Task requirements »
Leave out the pictures and copy the remaining records exactly.

## BEGIN

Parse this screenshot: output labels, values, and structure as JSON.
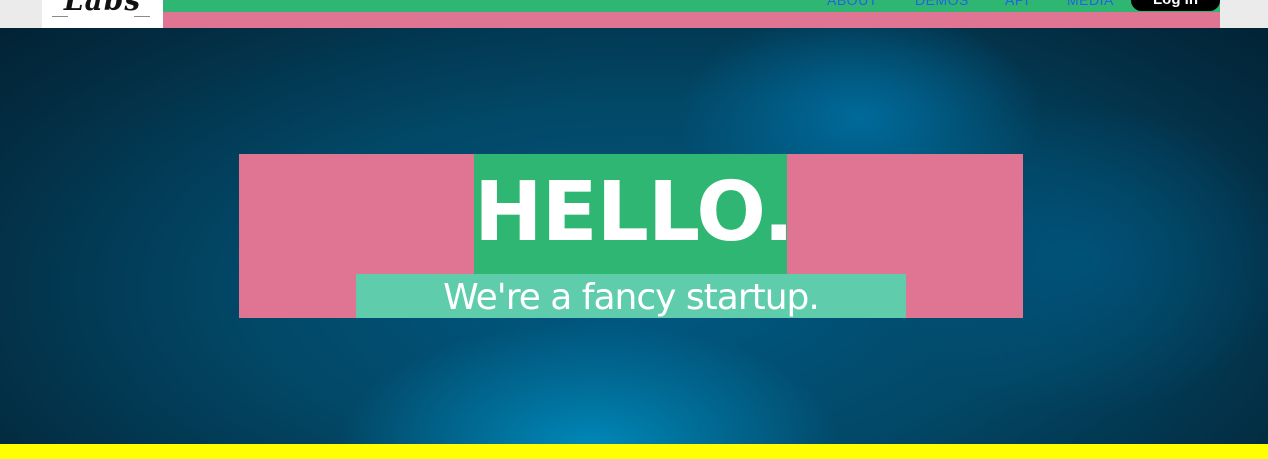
{
  "header": {
    "logo_text": "Labs",
    "nav": [
      "ABOUT",
      "DEMOS",
      "API",
      "MEDIA"
    ],
    "login_label": "Log in"
  },
  "hero": {
    "title": "HELLO.",
    "subtitle": "We're a fancy startup."
  },
  "colors": {
    "green": "#2fb673",
    "pink": "#e07593",
    "mint": "#5fcdab",
    "yellow": "#ffff00",
    "link_blue": "#2460e6",
    "hero_dark": "#032b40"
  }
}
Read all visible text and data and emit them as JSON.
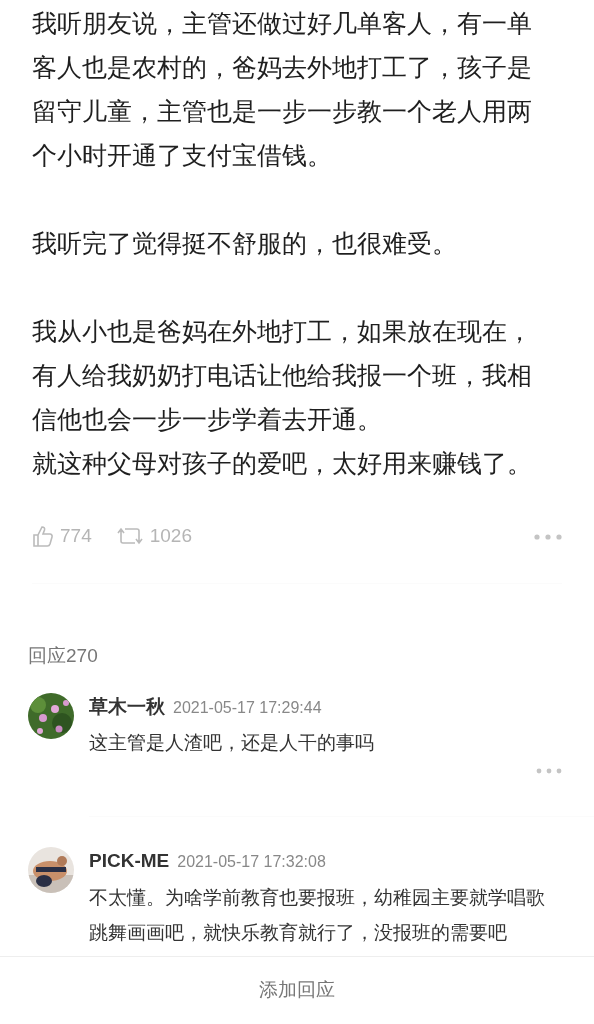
{
  "post": {
    "paragraphs": [
      [
        "我听朋友说，主管还做过好几单客人，有一单客人也是农村的，爸妈去外地打工了，孩子是留守儿童，主管也是一步一步教一个老人用两个小时开通了支付宝借钱。"
      ],
      [
        "我听完了觉得挺不舒服的，也很难受。"
      ],
      [
        "我从小也是爸妈在外地打工，如果放在现在，有人给我奶奶打电话让他给我报一个班，我相信他也会一步一步学着去开通。",
        "就这种父母对孩子的爱吧，太好用来赚钱了。"
      ]
    ],
    "likes": "774",
    "reshares": "1026"
  },
  "replies_header": "回应270",
  "comments": [
    {
      "author": "草木一秋",
      "time": "2021-05-17 17:29:44",
      "text": "这主管是人渣吧，还是人干的事吗"
    },
    {
      "author": "PICK-ME",
      "time": "2021-05-17 17:32:08",
      "text": "不太懂。为啥学前教育也要报班，幼稚园主要就学唱歌跳舞画画吧，就快乐教育就行了，没报班的需要吧"
    }
  ],
  "bottom_bar": {
    "label": "添加回应"
  }
}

## END

Solution for this task »
Parse this screenshot: output labels, values, and structure as JSON.
{
  "header": {
    "logo_text": "Labs",
    "nav": [
      "ABOUT",
      "DEMOS",
      "API",
      "MEDIA"
    ],
    "login_label": "Log in"
  },
  "hero": {
    "title": "HELLO.",
    "subtitle": "We're a fancy startup."
  },
  "colors": {
    "green": "#2fb673",
    "pink": "#e07593",
    "mint": "#5fcdab",
    "yellow": "#ffff00",
    "link_blue": "#2460e6",
    "hero_dark": "#032b40"
  }
}
Read all visible text and data and emit them as JSON.
{
  "post": {
    "paragraphs": [
      [
        "我听朋友说，主管还做过好几单客人，有一单客人也是农村的，爸妈去外地打工了，孩子是留守儿童，主管也是一步一步教一个老人用两个小时开通了支付宝借钱。"
      ],
      [
        "我听完了觉得挺不舒服的，也很难受。"
      ],
      [
        "我从小也是爸妈在外地打工，如果放在现在，有人给我奶奶打电话让他给我报一个班，我相信他也会一步一步学着去开通。",
        "就这种父母对孩子的爱吧，太好用来赚钱了。"
      ]
    ],
    "likes": "774",
    "reshares": "1026"
  },
  "replies_header": "回应270",
  "comments": [
    {
      "author": "草木一秋",
      "time": "2021-05-17 17:29:44",
      "text": "这主管是人渣吧，还是人干的事吗"
    },
    {
      "author": "PICK-ME",
      "time": "2021-05-17 17:32:08",
      "text": "不太懂。为啥学前教育也要报班，幼稚园主要就学唱歌跳舞画画吧，就快乐教育就行了，没报班的需要吧"
    }
  ],
  "bottom_bar": {
    "label": "添加回应"
  }
}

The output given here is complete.